The problem
Return the records that follow unaltered. Omit every picture.

Data extract
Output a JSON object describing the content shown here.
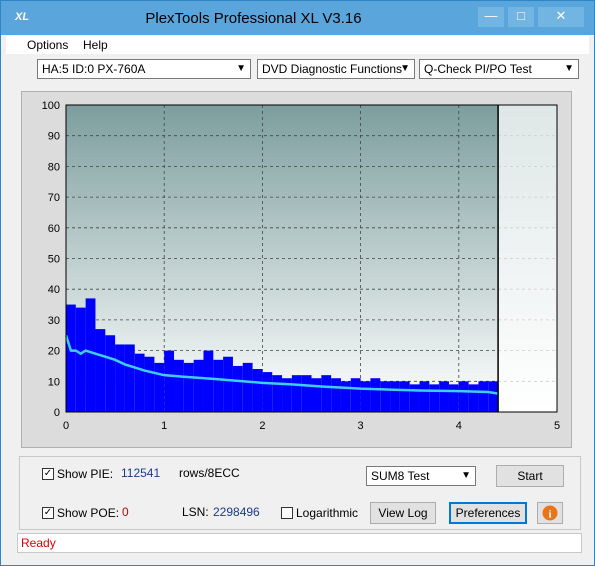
{
  "window": {
    "title": "PlexTools Professional XL V3.16",
    "icon_name": "xl-app-icon"
  },
  "menu": [
    {
      "label": "Options"
    },
    {
      "label": "Help"
    }
  ],
  "toolbar": {
    "drive": "HA:5 ID:0  PX-760A",
    "function": "DVD Diagnostic Functions",
    "test": "Q-Check PI/PO Test"
  },
  "chart_data": {
    "type": "area",
    "ylim": [
      0,
      100
    ],
    "xlim": [
      0,
      5
    ],
    "y_ticks": [
      0,
      10,
      20,
      30,
      40,
      50,
      60,
      70,
      80,
      90,
      100
    ],
    "x_ticks": [
      0,
      1,
      2,
      3,
      4,
      5
    ],
    "grid": true,
    "end_marker_x": 4.4,
    "series": [
      {
        "kind": "bars",
        "color": "#0000ff",
        "x": [
          0.0,
          0.1,
          0.2,
          0.3,
          0.4,
          0.5,
          0.6,
          0.7,
          0.8,
          0.9,
          1.0,
          1.1,
          1.2,
          1.3,
          1.4,
          1.5,
          1.6,
          1.7,
          1.8,
          1.9,
          2.0,
          2.1,
          2.2,
          2.3,
          2.4,
          2.5,
          2.6,
          2.7,
          2.8,
          2.9,
          3.0,
          3.1,
          3.2,
          3.3,
          3.4,
          3.5,
          3.6,
          3.7,
          3.8,
          3.9,
          4.0,
          4.1,
          4.2,
          4.3,
          4.4
        ],
        "y": [
          35,
          34,
          37,
          27,
          25,
          22,
          22,
          19,
          18,
          16,
          20,
          17,
          16,
          17,
          20,
          17,
          18,
          15,
          16,
          14,
          13,
          12,
          11,
          12,
          12,
          11,
          12,
          11,
          10,
          11,
          10,
          11,
          10,
          10,
          10,
          9,
          10,
          9,
          10,
          9,
          10,
          9,
          10,
          10,
          9
        ]
      },
      {
        "kind": "line",
        "color": "#3cd0f0",
        "x": [
          0.0,
          0.05,
          0.1,
          0.15,
          0.2,
          0.3,
          0.4,
          0.5,
          0.6,
          0.8,
          1.0,
          1.2,
          1.5,
          1.8,
          2.0,
          2.3,
          2.6,
          3.0,
          3.3,
          3.6,
          4.0,
          4.3,
          4.4
        ],
        "y": [
          25,
          20,
          20,
          19,
          20,
          19,
          18,
          17,
          15.5,
          13.5,
          12,
          11.5,
          10.8,
          10,
          9.5,
          9,
          8.3,
          7.6,
          7.3,
          7,
          6.8,
          6.5,
          6
        ]
      }
    ]
  },
  "options": {
    "show_pie_label": "Show PIE:",
    "pie_value": "112541",
    "pie_unit": "rows/8ECC",
    "show_poe_label": "Show POE:",
    "poe_value": "0",
    "lsn_label": "LSN:",
    "lsn_value": "2298496",
    "log_label": "Logarithmic",
    "sum_mode": "SUM8 Test",
    "start_label": "Start",
    "viewlog_label": "View Log",
    "prefs_label": "Preferences"
  },
  "status": {
    "text": "Ready"
  }
}
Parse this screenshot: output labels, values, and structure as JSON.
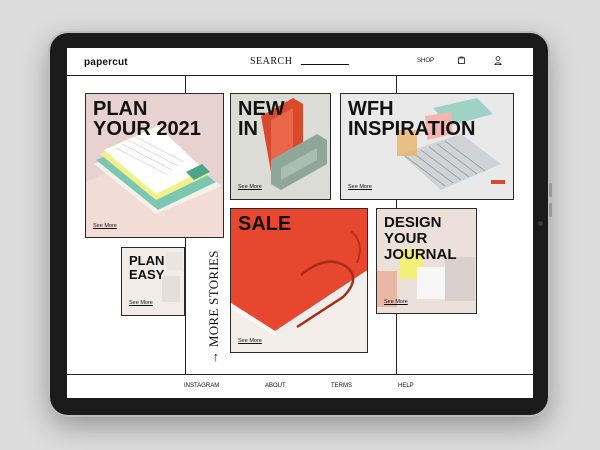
{
  "header": {
    "logo": "papercut",
    "search_label": "SEARCH",
    "shop_label": "SHOP",
    "cart_icon": "bag-icon",
    "account_icon": "user-icon"
  },
  "cards": {
    "plan2021": {
      "title_line1": "PLAN",
      "title_line2": "YOUR 2021",
      "link": "See More"
    },
    "newin": {
      "title_line1": "NEW",
      "title_line2": "IN",
      "link": "See More"
    },
    "wfh": {
      "title_line1": "WFH",
      "title_line2": "INSPIRATION",
      "link": "See More"
    },
    "sale": {
      "title": "SALE",
      "link": "See More"
    },
    "design": {
      "title_line1": "DESIGN",
      "title_line2": "YOUR",
      "title_line3": "JOURNAL",
      "link": "See More"
    },
    "planeasy": {
      "title_line1": "PLAN",
      "title_line2": "EASY",
      "link": "See More"
    }
  },
  "more_stories": {
    "label": "MORE STORIES",
    "arrow": "→"
  },
  "footer": {
    "links": [
      "INSTAGRAM",
      "ABOUT",
      "TERMS",
      "HELP"
    ]
  },
  "colors": {
    "accent_red": "#e8472f",
    "card_pink": "#eacfcd",
    "card_beige": "#e9dfd8"
  }
}
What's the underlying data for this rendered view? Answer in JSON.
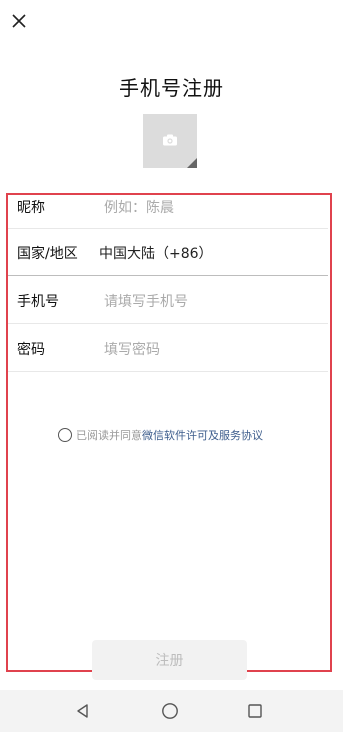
{
  "header": {
    "title": "手机号注册",
    "close_icon": "close-icon",
    "avatar_icon": "camera-icon"
  },
  "form": {
    "rows": [
      {
        "label": "昵称",
        "placeholder": "例如：陈晨"
      },
      {
        "label": "国家/地区",
        "value": "中国大陆（+86）"
      },
      {
        "label": "手机号",
        "placeholder": "请填写手机号"
      },
      {
        "label": "密码",
        "placeholder": "填写密码"
      }
    ]
  },
  "agreement": {
    "prefix": "已阅读并同意",
    "link": "微信软件许可及服务协议"
  },
  "submit": {
    "label": "注册"
  },
  "colors": {
    "highlight_border": "#e0424d",
    "link": "#3d5d8c",
    "button_bg": "#f2f2f2",
    "button_text": "#bdbdbd"
  },
  "navigation": {
    "back_icon": "back-triangle-icon",
    "home_icon": "home-circle-icon",
    "recents_icon": "recents-square-icon"
  }
}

Response for this exercise
Output a JSON object describing the content shown here.
{
  "window": {
    "title": "PlexTools Professional XL V3.16",
    "icon_name": "xl-app-icon"
  },
  "menu": [
    {
      "label": "Options"
    },
    {
      "label": "Help"
    }
  ],
  "toolbar": {
    "drive": "HA:5 ID:0  PX-760A",
    "function": "DVD Diagnostic Functions",
    "test": "Q-Check PI/PO Test"
  },
  "chart_data": {
    "type": "area",
    "ylim": [
      0,
      100
    ],
    "xlim": [
      0,
      5
    ],
    "y_ticks": [
      0,
      10,
      20,
      30,
      40,
      50,
      60,
      70,
      80,
      90,
      100
    ],
    "x_ticks": [
      0,
      1,
      2,
      3,
      4,
      5
    ],
    "grid": true,
    "end_marker_x": 4.4,
    "series": [
      {
        "kind": "bars",
        "color": "#0000ff",
        "x": [
          0.0,
          0.1,
          0.2,
          0.3,
          0.4,
          0.5,
          0.6,
          0.7,
          0.8,
          0.9,
          1.0,
          1.1,
          1.2,
          1.3,
          1.4,
          1.5,
          1.6,
          1.7,
          1.8,
          1.9,
          2.0,
          2.1,
          2.2,
          2.3,
          2.4,
          2.5,
          2.6,
          2.7,
          2.8,
          2.9,
          3.0,
          3.1,
          3.2,
          3.3,
          3.4,
          3.5,
          3.6,
          3.7,
          3.8,
          3.9,
          4.0,
          4.1,
          4.2,
          4.3,
          4.4
        ],
        "y": [
          35,
          34,
          37,
          27,
          25,
          22,
          22,
          19,
          18,
          16,
          20,
          17,
          16,
          17,
          20,
          17,
          18,
          15,
          16,
          14,
          13,
          12,
          11,
          12,
          12,
          11,
          12,
          11,
          10,
          11,
          10,
          11,
          10,
          10,
          10,
          9,
          10,
          9,
          10,
          9,
          10,
          9,
          10,
          10,
          9
        ]
      },
      {
        "kind": "line",
        "color": "#3cd0f0",
        "x": [
          0.0,
          0.05,
          0.1,
          0.15,
          0.2,
          0.3,
          0.4,
          0.5,
          0.6,
          0.8,
          1.0,
          1.2,
          1.5,
          1.8,
          2.0,
          2.3,
          2.6,
          3.0,
          3.3,
          3.6,
          4.0,
          4.3,
          4.4
        ],
        "y": [
          25,
          20,
          20,
          19,
          20,
          19,
          18,
          17,
          15.5,
          13.5,
          12,
          11.5,
          10.8,
          10,
          9.5,
          9,
          8.3,
          7.6,
          7.3,
          7,
          6.8,
          6.5,
          6
        ]
      }
    ]
  },
  "options": {
    "show_pie_label": "Show PIE:",
    "pie_value": "112541",
    "pie_unit": "rows/8ECC",
    "show_poe_label": "Show POE:",
    "poe_value": "0",
    "lsn_label": "LSN:",
    "lsn_value": "2298496",
    "log_label": "Logarithmic",
    "sum_mode": "SUM8 Test",
    "start_label": "Start",
    "viewlog_label": "View Log",
    "prefs_label": "Preferences"
  },
  "status": {
    "text": "Ready"
  }
}
Parse this screenshot: output labels, values, and structure as JSON.
{
  "header": {
    "logo": "papercut",
    "search_label": "SEARCH",
    "shop_label": "SHOP",
    "cart_icon": "bag-icon",
    "account_icon": "user-icon"
  },
  "cards": {
    "plan2021": {
      "title_line1": "PLAN",
      "title_line2": "YOUR 2021",
      "link": "See More"
    },
    "newin": {
      "title_line1": "NEW",
      "title_line2": "IN",
      "link": "See More"
    },
    "wfh": {
      "title_line1": "WFH",
      "title_line2": "INSPIRATION",
      "link": "See More"
    },
    "sale": {
      "title": "SALE",
      "link": "See More"
    },
    "design": {
      "title_line1": "DESIGN",
      "title_line2": "YOUR",
      "title_line3": "JOURNAL",
      "link": "See More"
    },
    "planeasy": {
      "title_line1": "PLAN",
      "title_line2": "EASY",
      "link": "See More"
    }
  },
  "more_stories": {
    "label": "MORE STORIES",
    "arrow": "→"
  },
  "footer": {
    "links": [
      "INSTAGRAM",
      "ABOUT",
      "TERMS",
      "HELP"
    ]
  },
  "colors": {
    "accent_red": "#e8472f",
    "card_pink": "#eacfcd",
    "card_beige": "#e9dfd8"
  }
}
What's the underlying data for this rendered view? Answer in JSON.
{
  "header": {
    "title": "手机号注册",
    "close_icon": "close-icon",
    "avatar_icon": "camera-icon"
  },
  "form": {
    "rows": [
      {
        "label": "昵称",
        "placeholder": "例如：陈晨"
      },
      {
        "label": "国家/地区",
        "value": "中国大陆（+86）"
      },
      {
        "label": "手机号",
        "placeholder": "请填写手机号"
      },
      {
        "label": "密码",
        "placeholder": "填写密码"
      }
    ]
  },
  "agreement": {
    "prefix": "已阅读并同意",
    "link": "微信软件许可及服务协议"
  },
  "submit": {
    "label": "注册"
  },
  "colors": {
    "highlight_border": "#e0424d",
    "link": "#3d5d8c",
    "button_bg": "#f2f2f2",
    "button_text": "#bdbdbd"
  },
  "navigation": {
    "back_icon": "back-triangle-icon",
    "home_icon": "home-circle-icon",
    "recents_icon": "recents-square-icon"
  }
}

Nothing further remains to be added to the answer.